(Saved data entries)
.....
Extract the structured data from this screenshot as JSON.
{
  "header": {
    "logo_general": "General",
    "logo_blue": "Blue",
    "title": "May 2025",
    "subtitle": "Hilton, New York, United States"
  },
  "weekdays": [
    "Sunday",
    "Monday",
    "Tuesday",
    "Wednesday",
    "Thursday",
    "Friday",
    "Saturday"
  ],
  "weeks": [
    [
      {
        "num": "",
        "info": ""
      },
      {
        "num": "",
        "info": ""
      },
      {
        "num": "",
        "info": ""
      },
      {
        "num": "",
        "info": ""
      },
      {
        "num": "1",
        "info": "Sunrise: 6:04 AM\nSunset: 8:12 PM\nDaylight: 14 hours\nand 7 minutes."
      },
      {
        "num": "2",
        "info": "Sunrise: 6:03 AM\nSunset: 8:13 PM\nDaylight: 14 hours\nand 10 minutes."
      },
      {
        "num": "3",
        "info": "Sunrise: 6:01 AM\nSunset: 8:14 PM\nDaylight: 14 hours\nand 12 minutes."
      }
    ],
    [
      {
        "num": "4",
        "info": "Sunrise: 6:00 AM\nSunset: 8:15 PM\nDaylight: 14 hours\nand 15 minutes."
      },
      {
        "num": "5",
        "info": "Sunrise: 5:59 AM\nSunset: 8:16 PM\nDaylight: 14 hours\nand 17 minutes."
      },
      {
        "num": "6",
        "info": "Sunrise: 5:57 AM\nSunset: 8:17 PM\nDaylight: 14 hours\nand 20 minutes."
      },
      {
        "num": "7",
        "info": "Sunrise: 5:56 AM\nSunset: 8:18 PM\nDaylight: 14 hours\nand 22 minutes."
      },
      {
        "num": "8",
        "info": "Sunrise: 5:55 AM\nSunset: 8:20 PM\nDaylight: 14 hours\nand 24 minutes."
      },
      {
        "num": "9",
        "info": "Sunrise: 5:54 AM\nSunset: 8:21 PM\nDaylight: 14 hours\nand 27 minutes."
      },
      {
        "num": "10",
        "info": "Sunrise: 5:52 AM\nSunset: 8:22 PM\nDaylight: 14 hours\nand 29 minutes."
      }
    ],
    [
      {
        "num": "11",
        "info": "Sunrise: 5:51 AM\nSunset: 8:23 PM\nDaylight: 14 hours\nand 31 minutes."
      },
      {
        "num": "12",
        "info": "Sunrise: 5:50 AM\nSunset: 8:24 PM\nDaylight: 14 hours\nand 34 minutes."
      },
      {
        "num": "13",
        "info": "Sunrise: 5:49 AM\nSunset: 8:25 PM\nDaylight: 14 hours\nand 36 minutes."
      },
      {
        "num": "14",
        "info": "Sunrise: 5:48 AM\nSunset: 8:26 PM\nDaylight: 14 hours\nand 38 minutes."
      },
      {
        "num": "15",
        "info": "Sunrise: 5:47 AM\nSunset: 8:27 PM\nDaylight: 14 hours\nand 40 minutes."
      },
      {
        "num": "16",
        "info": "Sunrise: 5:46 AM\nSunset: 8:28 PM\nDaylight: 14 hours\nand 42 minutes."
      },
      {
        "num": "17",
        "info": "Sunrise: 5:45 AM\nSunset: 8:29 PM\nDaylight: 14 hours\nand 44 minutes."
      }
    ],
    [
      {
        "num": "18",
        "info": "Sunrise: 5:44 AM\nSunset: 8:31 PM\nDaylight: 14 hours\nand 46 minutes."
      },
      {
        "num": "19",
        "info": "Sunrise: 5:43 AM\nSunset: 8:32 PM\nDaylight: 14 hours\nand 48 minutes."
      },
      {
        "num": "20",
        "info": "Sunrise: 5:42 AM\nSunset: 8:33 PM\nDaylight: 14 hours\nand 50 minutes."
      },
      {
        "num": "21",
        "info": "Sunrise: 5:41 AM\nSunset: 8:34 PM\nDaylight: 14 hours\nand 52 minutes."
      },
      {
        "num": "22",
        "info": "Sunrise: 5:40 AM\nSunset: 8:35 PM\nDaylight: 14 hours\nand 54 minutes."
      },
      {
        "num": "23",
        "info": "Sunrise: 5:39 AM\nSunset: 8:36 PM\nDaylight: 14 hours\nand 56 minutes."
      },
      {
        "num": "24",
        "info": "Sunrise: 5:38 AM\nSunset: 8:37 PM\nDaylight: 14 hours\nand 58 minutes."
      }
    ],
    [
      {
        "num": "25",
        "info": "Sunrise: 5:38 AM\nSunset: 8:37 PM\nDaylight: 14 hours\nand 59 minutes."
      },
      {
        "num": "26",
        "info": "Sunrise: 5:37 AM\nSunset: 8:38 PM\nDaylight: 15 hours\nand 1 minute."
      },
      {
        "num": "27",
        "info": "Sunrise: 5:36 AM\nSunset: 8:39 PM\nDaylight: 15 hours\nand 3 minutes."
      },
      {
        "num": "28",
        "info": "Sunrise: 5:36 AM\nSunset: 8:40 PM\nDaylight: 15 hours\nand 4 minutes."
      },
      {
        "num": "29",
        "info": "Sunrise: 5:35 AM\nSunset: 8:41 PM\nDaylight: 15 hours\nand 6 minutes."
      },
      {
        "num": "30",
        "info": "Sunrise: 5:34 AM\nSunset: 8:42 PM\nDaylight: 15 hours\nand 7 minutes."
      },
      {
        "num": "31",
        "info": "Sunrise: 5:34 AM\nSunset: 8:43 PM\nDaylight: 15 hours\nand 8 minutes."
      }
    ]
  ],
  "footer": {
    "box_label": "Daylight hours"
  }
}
.....
What you have to do — Everything in the listing above should be restated exactly.

Result of this exercise —
Extract the structured data from this screenshot as JSON.
{
  "header": {
    "logo_general": "General",
    "logo_blue": "Blue",
    "title": "May 2025",
    "subtitle": "Hilton, New York, United States"
  },
  "weekdays": [
    "Sunday",
    "Monday",
    "Tuesday",
    "Wednesday",
    "Thursday",
    "Friday",
    "Saturday"
  ],
  "weeks": [
    [
      {
        "num": "",
        "info": ""
      },
      {
        "num": "",
        "info": ""
      },
      {
        "num": "",
        "info": ""
      },
      {
        "num": "",
        "info": ""
      },
      {
        "num": "1",
        "info": "Sunrise: 6:04 AM\nSunset: 8:12 PM\nDaylight: 14 hours\nand 7 minutes."
      },
      {
        "num": "2",
        "info": "Sunrise: 6:03 AM\nSunset: 8:13 PM\nDaylight: 14 hours\nand 10 minutes."
      },
      {
        "num": "3",
        "info": "Sunrise: 6:01 AM\nSunset: 8:14 PM\nDaylight: 14 hours\nand 12 minutes."
      }
    ],
    [
      {
        "num": "4",
        "info": "Sunrise: 6:00 AM\nSunset: 8:15 PM\nDaylight: 14 hours\nand 15 minutes."
      },
      {
        "num": "5",
        "info": "Sunrise: 5:59 AM\nSunset: 8:16 PM\nDaylight: 14 hours\nand 17 minutes."
      },
      {
        "num": "6",
        "info": "Sunrise: 5:57 AM\nSunset: 8:17 PM\nDaylight: 14 hours\nand 20 minutes."
      },
      {
        "num": "7",
        "info": "Sunrise: 5:56 AM\nSunset: 8:18 PM\nDaylight: 14 hours\nand 22 minutes."
      },
      {
        "num": "8",
        "info": "Sunrise: 5:55 AM\nSunset: 8:20 PM\nDaylight: 14 hours\nand 24 minutes."
      },
      {
        "num": "9",
        "info": "Sunrise: 5:54 AM\nSunset: 8:21 PM\nDaylight: 14 hours\nand 27 minutes."
      },
      {
        "num": "10",
        "info": "Sunrise: 5:52 AM\nSunset: 8:22 PM\nDaylight: 14 hours\nand 29 minutes."
      }
    ],
    [
      {
        "num": "11",
        "info": "Sunrise: 5:51 AM\nSunset: 8:23 PM\nDaylight: 14 hours\nand 31 minutes."
      },
      {
        "num": "12",
        "info": "Sunrise: 5:50 AM\nSunset: 8:24 PM\nDaylight: 14 hours\nand 34 minutes."
      },
      {
        "num": "13",
        "info": "Sunrise: 5:49 AM\nSunset: 8:25 PM\nDaylight: 14 hours\nand 36 minutes."
      },
      {
        "num": "14",
        "info": "Sunrise: 5:48 AM\nSunset: 8:26 PM\nDaylight: 14 hours\nand 38 minutes."
      },
      {
        "num": "15",
        "info": "Sunrise: 5:47 AM\nSunset: 8:27 PM\nDaylight: 14 hours\nand 40 minutes."
      },
      {
        "num": "16",
        "info": "Sunrise: 5:46 AM\nSunset: 8:28 PM\nDaylight: 14 hours\nand 42 minutes."
      },
      {
        "num": "17",
        "info": "Sunrise: 5:45 AM\nSunset: 8:29 PM\nDaylight: 14 hours\nand 44 minutes."
      }
    ],
    [
      {
        "num": "18",
        "info": "Sunrise: 5:44 AM\nSunset: 8:31 PM\nDaylight: 14 hours\nand 46 minutes."
      },
      {
        "num": "19",
        "info": "Sunrise: 5:43 AM\nSunset: 8:32 PM\nDaylight: 14 hours\nand 48 minutes."
      },
      {
        "num": "20",
        "info": "Sunrise: 5:42 AM\nSunset: 8:33 PM\nDaylight: 14 hours\nand 50 minutes."
      },
      {
        "num": "21",
        "info": "Sunrise: 5:41 AM\nSunset: 8:34 PM\nDaylight: 14 hours\nand 52 minutes."
      },
      {
        "num": "22",
        "info": "Sunrise: 5:40 AM\nSunset: 8:35 PM\nDaylight: 14 hours\nand 54 minutes."
      },
      {
        "num": "23",
        "info": "Sunrise: 5:39 AM\nSunset: 8:36 PM\nDaylight: 14 hours\nand 56 minutes."
      },
      {
        "num": "24",
        "info": "Sunrise: 5:38 AM\nSunset: 8:37 PM\nDaylight: 14 hours\nand 58 minutes."
      }
    ],
    [
      {
        "num": "25",
        "info": "Sunrise: 5:38 AM\nSunset: 8:37 PM\nDaylight: 14 hours\nand 59 minutes."
      },
      {
        "num": "26",
        "info": "Sunrise: 5:37 AM\nSunset: 8:38 PM\nDaylight: 15 hours\nand 1 minute."
      },
      {
        "num": "27",
        "info": "Sunrise: 5:36 AM\nSunset: 8:39 PM\nDaylight: 15 hours\nand 3 minutes."
      },
      {
        "num": "28",
        "info": "Sunrise: 5:36 AM\nSunset: 8:40 PM\nDaylight: 15 hours\nand 4 minutes."
      },
      {
        "num": "29",
        "info": "Sunrise: 5:35 AM\nSunset: 8:41 PM\nDaylight: 15 hours\nand 6 minutes."
      },
      {
        "num": "30",
        "info": "Sunrise: 5:34 AM\nSunset: 8:42 PM\nDaylight: 15 hours\nand 7 minutes."
      },
      {
        "num": "31",
        "info": "Sunrise: 5:34 AM\nSunset: 8:43 PM\nDaylight: 15 hours\nand 8 minutes."
      }
    ]
  ],
  "footer": {
    "box_label": "Daylight hours"
  }
}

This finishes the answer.